**Exercise**
Each record must be reproduced exactly as it is shown.

begin Excerpted records

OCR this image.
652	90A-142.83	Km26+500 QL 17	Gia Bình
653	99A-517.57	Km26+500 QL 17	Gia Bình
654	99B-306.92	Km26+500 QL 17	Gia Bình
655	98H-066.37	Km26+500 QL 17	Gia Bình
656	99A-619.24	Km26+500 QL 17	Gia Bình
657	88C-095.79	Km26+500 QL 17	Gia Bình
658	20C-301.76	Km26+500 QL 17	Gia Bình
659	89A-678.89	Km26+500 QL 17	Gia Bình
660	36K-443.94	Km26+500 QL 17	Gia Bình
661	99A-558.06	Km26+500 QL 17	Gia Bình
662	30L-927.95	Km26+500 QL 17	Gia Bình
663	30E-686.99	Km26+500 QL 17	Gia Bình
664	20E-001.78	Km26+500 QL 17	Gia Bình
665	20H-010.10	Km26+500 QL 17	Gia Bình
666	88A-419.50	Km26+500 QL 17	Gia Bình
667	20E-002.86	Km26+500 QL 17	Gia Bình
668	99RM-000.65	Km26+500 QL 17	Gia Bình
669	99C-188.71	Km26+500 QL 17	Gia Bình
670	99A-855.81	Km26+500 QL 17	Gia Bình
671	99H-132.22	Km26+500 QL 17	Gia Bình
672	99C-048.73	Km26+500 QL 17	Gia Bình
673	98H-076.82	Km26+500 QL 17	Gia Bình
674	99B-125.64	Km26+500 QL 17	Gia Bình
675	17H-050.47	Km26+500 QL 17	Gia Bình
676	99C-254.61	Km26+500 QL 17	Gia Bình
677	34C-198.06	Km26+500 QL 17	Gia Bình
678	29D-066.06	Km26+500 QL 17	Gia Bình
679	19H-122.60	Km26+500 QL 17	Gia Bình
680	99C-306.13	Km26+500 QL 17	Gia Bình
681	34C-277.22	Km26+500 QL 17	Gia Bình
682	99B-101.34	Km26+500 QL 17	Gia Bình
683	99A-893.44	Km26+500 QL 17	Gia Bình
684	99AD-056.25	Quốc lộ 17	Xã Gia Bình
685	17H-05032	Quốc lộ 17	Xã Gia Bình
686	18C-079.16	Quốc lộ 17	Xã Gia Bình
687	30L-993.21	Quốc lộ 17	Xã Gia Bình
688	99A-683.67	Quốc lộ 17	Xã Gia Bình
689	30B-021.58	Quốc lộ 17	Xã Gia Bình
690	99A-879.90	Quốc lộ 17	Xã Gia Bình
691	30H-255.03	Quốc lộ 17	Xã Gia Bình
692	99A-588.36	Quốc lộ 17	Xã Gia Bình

end Excerpted records

**The result**
OCR this image.
652	90A-142.83	Km26+500 QL 17	Gia Bình
653	99A-517.57	Km26+500 QL 17	Gia Bình
654	99B-306.92	Km26+500 QL 17	Gia Bình
655	98H-066.37	Km26+500 QL 17	Gia Bình
656	99A-619.24	Km26+500 QL 17	Gia Bình
657	88C-095.79	Km26+500 QL 17	Gia Bình
658	20C-301.76	Km26+500 QL 17	Gia Bình
659	89A-678.89	Km26+500 QL 17	Gia Bình
660	36K-443.94	Km26+500 QL 17	Gia Bình
661	99A-558.06	Km26+500 QL 17	Gia Bình
662	30L-927.95	Km26+500 QL 17	Gia Bình
663	30E-686.99	Km26+500 QL 17	Gia Bình
664	20E-001.78	Km26+500 QL 17	Gia Bình
665	20H-010.10	Km26+500 QL 17	Gia Bình
666	88A-419.50	Km26+500 QL 17	Gia Bình
667	20E-002.86	Km26+500 QL 17	Gia Bình
668	99RM-000.65	Km26+500 QL 17	Gia Bình
669	99C-188.71	Km26+500 QL 17	Gia Bình
670	99A-855.81	Km26+500 QL 17	Gia Bình
671	99H-132.22	Km26+500 QL 17	Gia Bình
672	99C-048.73	Km26+500 QL 17	Gia Bình
673	98H-076.82	Km26+500 QL 17	Gia Bình
674	99B-125.64	Km26+500 QL 17	Gia Bình
675	17H-050.47	Km26+500 QL 17	Gia Bình
676	99C-254.61	Km26+500 QL 17	Gia Bình
677	34C-198.06	Km26+500 QL 17	Gia Bình
678	29D-066.06	Km26+500 QL 17	Gia Bình
679	19H-122.60	Km26+500 QL 17	Gia Bình
680	99C-306.13	Km26+500 QL 17	Gia Bình
681	34C-277.22	Km26+500 QL 17	Gia Bình
682	99B-101.34	Km26+500 QL 17	Gia Bình
683	99A-893.44	Km26+500 QL 17	Gia Bình
684	99AD-056.25	Quốc lộ 17	Xã Gia Bình
685	17H-05032	Quốc lộ 17	Xã Gia Bình
686	18C-079.16	Quốc lộ 17	Xã Gia Bình
687	30L-993.21	Quốc lộ 17	Xã Gia Bình
688	99A-683.67	Quốc lộ 17	Xã Gia Bình
689	30B-021.58	Quốc lộ 17	Xã Gia Bình
690	99A-879.90	Quốc lộ 17	Xã Gia Bình
691	30H-255.03	Quốc lộ 17	Xã Gia Bình
692	99A-588.36	Quốc lộ 17	Xã Gia Bình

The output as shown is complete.